> **AVAILABLE RECORDS**:
◇ ◇ ◇ ◇

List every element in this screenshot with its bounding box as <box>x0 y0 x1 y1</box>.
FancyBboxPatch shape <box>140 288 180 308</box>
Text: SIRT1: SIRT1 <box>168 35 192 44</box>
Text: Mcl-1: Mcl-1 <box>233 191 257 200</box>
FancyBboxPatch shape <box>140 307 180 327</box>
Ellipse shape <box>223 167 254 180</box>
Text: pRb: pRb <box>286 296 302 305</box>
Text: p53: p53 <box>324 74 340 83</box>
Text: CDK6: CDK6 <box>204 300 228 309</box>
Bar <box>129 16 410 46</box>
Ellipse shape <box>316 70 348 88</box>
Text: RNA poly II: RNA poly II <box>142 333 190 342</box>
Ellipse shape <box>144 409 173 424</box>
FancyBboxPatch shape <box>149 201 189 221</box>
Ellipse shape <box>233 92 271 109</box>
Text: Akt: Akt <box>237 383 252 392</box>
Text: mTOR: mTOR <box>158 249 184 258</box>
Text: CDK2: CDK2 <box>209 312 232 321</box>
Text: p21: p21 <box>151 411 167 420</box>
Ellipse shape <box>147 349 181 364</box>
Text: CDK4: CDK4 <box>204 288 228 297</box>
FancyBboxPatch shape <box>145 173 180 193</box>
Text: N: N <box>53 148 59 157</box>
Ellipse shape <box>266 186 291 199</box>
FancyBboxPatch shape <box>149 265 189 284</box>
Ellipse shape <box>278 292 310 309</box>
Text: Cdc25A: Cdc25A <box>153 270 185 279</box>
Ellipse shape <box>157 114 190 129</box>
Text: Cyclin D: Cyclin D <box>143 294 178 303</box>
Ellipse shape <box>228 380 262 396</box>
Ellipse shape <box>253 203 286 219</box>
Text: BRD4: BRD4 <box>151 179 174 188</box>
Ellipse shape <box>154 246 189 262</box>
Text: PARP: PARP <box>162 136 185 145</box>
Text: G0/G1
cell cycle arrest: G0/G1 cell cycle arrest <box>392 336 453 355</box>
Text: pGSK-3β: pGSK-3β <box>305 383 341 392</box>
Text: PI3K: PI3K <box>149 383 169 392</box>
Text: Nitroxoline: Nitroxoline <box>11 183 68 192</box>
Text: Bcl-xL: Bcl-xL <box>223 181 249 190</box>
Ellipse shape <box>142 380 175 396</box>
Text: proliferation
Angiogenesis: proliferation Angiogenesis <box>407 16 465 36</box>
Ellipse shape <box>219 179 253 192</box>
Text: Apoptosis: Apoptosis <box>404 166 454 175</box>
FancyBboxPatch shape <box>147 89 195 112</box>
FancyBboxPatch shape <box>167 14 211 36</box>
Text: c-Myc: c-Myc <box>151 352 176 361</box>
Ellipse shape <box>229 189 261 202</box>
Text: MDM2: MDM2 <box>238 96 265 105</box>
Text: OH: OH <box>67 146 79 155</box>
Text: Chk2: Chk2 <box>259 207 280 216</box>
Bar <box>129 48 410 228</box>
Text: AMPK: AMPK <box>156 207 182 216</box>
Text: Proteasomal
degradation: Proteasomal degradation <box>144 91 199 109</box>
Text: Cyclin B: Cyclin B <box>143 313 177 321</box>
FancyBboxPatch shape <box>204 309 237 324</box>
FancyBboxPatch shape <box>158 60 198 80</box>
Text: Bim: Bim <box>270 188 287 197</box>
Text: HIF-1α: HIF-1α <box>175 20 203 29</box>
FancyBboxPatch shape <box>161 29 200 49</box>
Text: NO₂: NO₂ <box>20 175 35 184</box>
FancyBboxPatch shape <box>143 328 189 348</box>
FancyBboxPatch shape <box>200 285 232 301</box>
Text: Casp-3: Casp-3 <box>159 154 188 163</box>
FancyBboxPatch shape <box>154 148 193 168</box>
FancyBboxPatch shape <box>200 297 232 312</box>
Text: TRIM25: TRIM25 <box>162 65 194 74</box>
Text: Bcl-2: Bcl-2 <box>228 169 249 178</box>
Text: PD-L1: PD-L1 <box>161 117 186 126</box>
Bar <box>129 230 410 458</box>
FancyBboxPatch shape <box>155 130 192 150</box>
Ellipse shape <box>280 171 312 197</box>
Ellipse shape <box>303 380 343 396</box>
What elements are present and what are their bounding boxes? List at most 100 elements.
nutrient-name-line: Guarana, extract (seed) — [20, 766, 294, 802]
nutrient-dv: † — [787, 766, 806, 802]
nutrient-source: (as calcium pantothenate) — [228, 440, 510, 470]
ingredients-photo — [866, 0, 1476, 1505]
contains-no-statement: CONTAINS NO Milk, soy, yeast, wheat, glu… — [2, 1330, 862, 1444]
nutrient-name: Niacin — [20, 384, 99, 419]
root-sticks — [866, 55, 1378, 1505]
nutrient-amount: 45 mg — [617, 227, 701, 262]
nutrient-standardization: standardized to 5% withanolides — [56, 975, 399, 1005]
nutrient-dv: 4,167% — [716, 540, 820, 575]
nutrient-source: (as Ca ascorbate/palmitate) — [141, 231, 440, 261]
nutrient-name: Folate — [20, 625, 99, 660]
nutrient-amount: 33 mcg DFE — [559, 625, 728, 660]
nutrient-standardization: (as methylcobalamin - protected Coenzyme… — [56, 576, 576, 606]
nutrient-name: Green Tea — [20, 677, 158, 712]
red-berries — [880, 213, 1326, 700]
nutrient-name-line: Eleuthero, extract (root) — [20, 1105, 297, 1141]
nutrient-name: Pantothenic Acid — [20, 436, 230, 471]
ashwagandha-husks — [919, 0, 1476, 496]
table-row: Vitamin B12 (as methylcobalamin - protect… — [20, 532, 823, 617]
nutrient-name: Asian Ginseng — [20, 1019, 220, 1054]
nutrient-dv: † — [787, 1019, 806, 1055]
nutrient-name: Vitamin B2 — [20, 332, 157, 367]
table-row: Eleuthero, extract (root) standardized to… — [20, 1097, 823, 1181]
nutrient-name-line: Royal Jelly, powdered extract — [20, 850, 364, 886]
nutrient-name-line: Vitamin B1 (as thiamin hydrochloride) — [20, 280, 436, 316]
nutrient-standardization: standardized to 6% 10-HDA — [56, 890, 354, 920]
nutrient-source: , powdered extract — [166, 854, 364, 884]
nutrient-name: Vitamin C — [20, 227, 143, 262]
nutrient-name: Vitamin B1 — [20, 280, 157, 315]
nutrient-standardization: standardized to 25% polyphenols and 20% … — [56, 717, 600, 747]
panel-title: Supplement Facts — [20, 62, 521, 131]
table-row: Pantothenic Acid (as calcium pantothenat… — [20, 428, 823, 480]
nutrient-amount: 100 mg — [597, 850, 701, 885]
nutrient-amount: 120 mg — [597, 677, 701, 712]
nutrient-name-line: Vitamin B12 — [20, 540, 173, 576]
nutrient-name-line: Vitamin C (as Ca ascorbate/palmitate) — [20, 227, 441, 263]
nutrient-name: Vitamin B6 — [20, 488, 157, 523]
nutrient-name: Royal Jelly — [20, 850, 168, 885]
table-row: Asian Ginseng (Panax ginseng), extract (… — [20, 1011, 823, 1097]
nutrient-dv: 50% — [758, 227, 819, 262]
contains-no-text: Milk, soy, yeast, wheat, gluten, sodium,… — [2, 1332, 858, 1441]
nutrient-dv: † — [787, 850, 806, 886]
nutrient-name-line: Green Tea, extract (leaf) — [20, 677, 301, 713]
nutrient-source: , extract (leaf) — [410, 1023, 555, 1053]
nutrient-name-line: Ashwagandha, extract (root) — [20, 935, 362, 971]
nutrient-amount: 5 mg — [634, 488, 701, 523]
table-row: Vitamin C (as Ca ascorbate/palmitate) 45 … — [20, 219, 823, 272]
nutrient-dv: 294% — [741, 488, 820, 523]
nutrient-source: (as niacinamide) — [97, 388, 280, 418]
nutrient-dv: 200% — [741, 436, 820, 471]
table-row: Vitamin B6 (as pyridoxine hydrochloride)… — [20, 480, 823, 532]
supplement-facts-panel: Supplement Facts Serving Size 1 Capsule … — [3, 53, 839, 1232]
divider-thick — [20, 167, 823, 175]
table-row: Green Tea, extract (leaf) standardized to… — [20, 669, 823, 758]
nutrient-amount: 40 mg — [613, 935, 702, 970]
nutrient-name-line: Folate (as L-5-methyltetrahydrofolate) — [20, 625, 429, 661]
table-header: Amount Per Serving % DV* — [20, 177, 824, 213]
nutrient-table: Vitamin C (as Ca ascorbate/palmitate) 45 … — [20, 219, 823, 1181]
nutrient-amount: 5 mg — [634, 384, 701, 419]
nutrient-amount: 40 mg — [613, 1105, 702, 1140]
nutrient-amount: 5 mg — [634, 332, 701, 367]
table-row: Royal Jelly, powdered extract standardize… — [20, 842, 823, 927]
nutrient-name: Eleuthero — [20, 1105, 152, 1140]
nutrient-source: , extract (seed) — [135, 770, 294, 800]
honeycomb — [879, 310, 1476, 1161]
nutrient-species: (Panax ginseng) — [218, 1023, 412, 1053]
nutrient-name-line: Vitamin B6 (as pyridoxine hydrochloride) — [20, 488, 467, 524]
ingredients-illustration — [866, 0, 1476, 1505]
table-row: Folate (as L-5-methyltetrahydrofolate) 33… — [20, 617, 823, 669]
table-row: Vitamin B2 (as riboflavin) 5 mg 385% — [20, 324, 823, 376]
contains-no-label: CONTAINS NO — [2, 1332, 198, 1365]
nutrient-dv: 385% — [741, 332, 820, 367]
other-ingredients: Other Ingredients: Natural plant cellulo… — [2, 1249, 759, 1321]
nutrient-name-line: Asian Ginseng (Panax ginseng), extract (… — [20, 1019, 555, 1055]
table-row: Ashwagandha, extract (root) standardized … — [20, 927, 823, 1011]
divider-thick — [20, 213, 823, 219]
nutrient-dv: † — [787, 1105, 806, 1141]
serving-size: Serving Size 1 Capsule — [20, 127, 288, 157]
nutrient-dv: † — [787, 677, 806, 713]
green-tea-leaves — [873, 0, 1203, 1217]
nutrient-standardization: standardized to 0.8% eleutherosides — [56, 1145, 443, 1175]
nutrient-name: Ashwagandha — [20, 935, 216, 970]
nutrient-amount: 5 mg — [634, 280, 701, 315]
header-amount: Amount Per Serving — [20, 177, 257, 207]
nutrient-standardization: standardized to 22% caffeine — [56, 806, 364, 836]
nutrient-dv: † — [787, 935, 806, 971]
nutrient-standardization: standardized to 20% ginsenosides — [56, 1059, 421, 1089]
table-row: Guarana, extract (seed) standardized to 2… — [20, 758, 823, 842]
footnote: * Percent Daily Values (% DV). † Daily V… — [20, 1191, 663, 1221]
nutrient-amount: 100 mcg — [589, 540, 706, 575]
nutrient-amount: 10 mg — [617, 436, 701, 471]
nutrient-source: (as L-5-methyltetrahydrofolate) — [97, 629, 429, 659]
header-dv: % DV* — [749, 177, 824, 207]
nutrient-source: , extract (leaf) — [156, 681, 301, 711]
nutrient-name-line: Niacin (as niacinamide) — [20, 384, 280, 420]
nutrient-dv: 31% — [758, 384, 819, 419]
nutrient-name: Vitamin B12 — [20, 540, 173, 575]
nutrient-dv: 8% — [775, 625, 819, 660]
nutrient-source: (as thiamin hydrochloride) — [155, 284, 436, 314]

◇ ◇ ◇ ◇

> **HOW TO COMPLETE THIS TASK**: From the material above, copy every line that has the word "powdered" in it.

> **EXPECTED OUTPUT**:
nutrient-name-line: Royal Jelly, powdered extract — [20, 850, 364, 886]
nutrient-source: , powdered extract — [166, 854, 364, 884]
table-row: Royal Jelly, powdered extract standardize… — [20, 842, 823, 927]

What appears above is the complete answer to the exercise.